_Written instruction_
Copy each line that contains the word "disclosure".

* * * * * * *

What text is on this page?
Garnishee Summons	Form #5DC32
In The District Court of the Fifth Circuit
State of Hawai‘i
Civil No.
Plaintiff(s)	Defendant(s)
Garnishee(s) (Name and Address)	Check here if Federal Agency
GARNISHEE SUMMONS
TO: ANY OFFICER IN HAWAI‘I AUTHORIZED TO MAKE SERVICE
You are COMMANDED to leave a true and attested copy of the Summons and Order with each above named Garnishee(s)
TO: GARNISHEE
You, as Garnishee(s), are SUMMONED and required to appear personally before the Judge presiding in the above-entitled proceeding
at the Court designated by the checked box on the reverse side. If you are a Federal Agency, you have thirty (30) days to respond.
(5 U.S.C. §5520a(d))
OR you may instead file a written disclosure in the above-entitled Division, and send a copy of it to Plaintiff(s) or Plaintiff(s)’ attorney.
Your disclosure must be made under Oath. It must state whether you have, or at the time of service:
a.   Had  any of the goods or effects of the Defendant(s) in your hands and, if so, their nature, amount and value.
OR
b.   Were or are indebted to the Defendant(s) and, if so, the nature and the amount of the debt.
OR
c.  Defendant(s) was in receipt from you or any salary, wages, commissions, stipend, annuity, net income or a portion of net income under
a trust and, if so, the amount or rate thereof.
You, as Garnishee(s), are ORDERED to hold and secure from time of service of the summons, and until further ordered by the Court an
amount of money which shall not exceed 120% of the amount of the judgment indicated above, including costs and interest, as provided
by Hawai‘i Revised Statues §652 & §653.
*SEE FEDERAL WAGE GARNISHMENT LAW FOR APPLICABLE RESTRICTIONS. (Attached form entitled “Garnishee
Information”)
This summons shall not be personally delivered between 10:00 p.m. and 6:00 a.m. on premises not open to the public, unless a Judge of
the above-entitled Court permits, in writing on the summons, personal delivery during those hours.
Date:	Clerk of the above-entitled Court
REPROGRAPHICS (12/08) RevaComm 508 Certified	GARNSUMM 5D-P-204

* * * * * * *

_Full solution_
OR you may instead file a written disclosure in the above-entitled Division, and send a copy of it to Plaintiff(s) or Plaintiff(s)’ attorney.
Your disclosure must be made under Oath. It must state whether you have, or at the time of service:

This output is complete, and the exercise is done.